_Written task_. Make an exact copy of the lines, leaving the pictures out.

Figure record extracts:
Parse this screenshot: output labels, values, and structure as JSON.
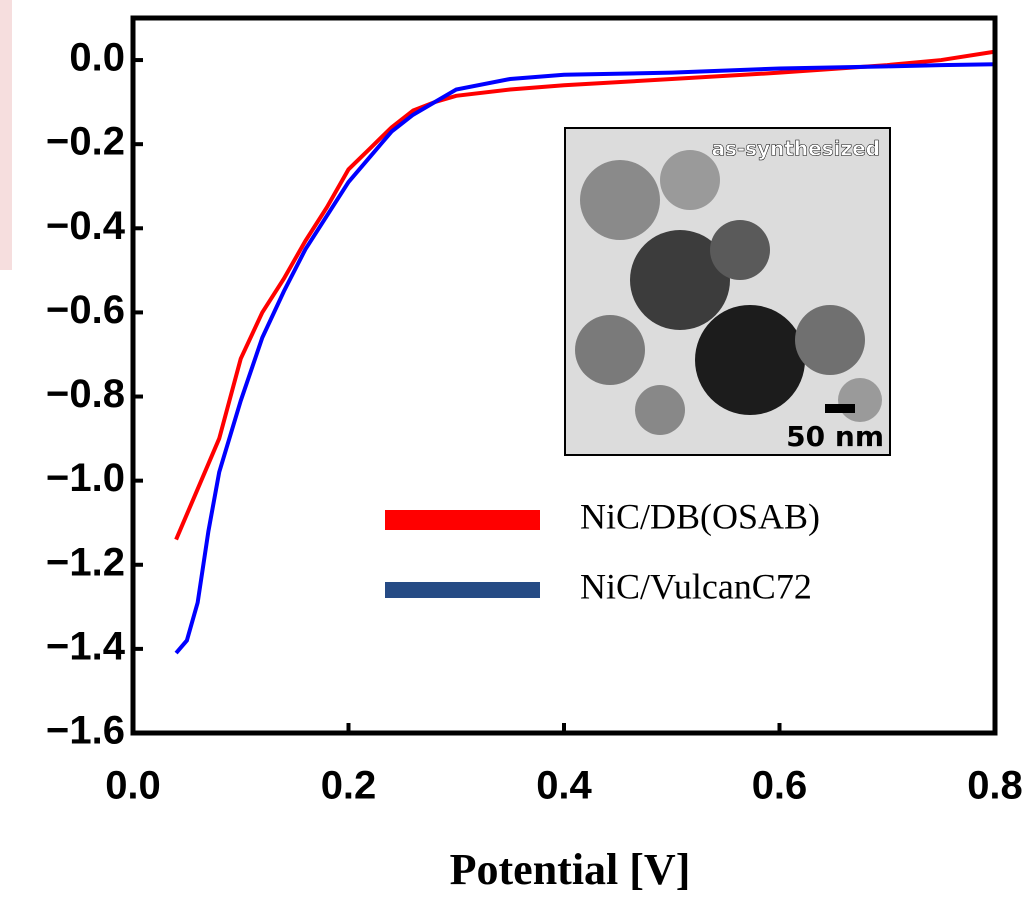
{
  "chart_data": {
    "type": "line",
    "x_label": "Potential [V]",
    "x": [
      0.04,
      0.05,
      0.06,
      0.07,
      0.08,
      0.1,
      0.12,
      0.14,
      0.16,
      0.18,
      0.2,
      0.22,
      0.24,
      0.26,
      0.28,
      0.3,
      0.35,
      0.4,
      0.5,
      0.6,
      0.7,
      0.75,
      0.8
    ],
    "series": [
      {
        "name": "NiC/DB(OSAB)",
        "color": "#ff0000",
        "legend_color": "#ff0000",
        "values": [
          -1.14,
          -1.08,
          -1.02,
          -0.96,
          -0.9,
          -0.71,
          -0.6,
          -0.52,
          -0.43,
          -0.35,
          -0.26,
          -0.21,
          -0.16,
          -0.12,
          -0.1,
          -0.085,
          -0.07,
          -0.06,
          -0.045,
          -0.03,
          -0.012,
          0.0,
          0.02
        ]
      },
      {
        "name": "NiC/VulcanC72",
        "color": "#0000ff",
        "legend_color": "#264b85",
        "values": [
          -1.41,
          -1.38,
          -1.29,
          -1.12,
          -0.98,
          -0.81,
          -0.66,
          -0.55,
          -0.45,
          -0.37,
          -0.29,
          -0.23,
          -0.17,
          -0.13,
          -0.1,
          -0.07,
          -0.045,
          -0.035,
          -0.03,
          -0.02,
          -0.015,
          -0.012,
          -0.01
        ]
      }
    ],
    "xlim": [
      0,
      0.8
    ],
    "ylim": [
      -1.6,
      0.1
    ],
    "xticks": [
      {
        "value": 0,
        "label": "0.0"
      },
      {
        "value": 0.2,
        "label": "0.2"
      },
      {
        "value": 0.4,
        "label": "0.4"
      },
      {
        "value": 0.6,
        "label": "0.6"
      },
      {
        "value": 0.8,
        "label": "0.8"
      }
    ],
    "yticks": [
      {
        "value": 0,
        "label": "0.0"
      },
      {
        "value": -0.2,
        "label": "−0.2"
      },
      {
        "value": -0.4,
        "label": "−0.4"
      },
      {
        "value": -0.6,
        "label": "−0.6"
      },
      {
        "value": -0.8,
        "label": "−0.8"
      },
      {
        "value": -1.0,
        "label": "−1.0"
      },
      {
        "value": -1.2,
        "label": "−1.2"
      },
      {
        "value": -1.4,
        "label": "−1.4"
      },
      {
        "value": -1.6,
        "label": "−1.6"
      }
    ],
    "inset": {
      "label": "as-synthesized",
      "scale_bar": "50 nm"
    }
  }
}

_Full solution_.
Parse this screenshot: output labels, values, and structure as JSON.
{
  "chart_data": {
    "type": "line",
    "x_label": "Potential [V]",
    "x": [
      0.04,
      0.05,
      0.06,
      0.07,
      0.08,
      0.1,
      0.12,
      0.14,
      0.16,
      0.18,
      0.2,
      0.22,
      0.24,
      0.26,
      0.28,
      0.3,
      0.35,
      0.4,
      0.5,
      0.6,
      0.7,
      0.75,
      0.8
    ],
    "series": [
      {
        "name": "NiC/DB(OSAB)",
        "color": "#ff0000",
        "legend_color": "#ff0000",
        "values": [
          -1.14,
          -1.08,
          -1.02,
          -0.96,
          -0.9,
          -0.71,
          -0.6,
          -0.52,
          -0.43,
          -0.35,
          -0.26,
          -0.21,
          -0.16,
          -0.12,
          -0.1,
          -0.085,
          -0.07,
          -0.06,
          -0.045,
          -0.03,
          -0.012,
          0.0,
          0.02
        ]
      },
      {
        "name": "NiC/VulcanC72",
        "color": "#0000ff",
        "legend_color": "#264b85",
        "values": [
          -1.41,
          -1.38,
          -1.29,
          -1.12,
          -0.98,
          -0.81,
          -0.66,
          -0.55,
          -0.45,
          -0.37,
          -0.29,
          -0.23,
          -0.17,
          -0.13,
          -0.1,
          -0.07,
          -0.045,
          -0.035,
          -0.03,
          -0.02,
          -0.015,
          -0.012,
          -0.01
        ]
      }
    ],
    "xlim": [
      0,
      0.8
    ],
    "ylim": [
      -1.6,
      0.1
    ],
    "xticks": [
      {
        "value": 0,
        "label": "0.0"
      },
      {
        "value": 0.2,
        "label": "0.2"
      },
      {
        "value": 0.4,
        "label": "0.4"
      },
      {
        "value": 0.6,
        "label": "0.6"
      },
      {
        "value": 0.8,
        "label": "0.8"
      }
    ],
    "yticks": [
      {
        "value": 0,
        "label": "0.0"
      },
      {
        "value": -0.2,
        "label": "−0.2"
      },
      {
        "value": -0.4,
        "label": "−0.4"
      },
      {
        "value": -0.6,
        "label": "−0.6"
      },
      {
        "value": -0.8,
        "label": "−0.8"
      },
      {
        "value": -1.0,
        "label": "−1.0"
      },
      {
        "value": -1.2,
        "label": "−1.2"
      },
      {
        "value": -1.4,
        "label": "−1.4"
      },
      {
        "value": -1.6,
        "label": "−1.6"
      }
    ],
    "inset": {
      "label": "as-synthesized",
      "scale_bar": "50 nm"
    }
  }
}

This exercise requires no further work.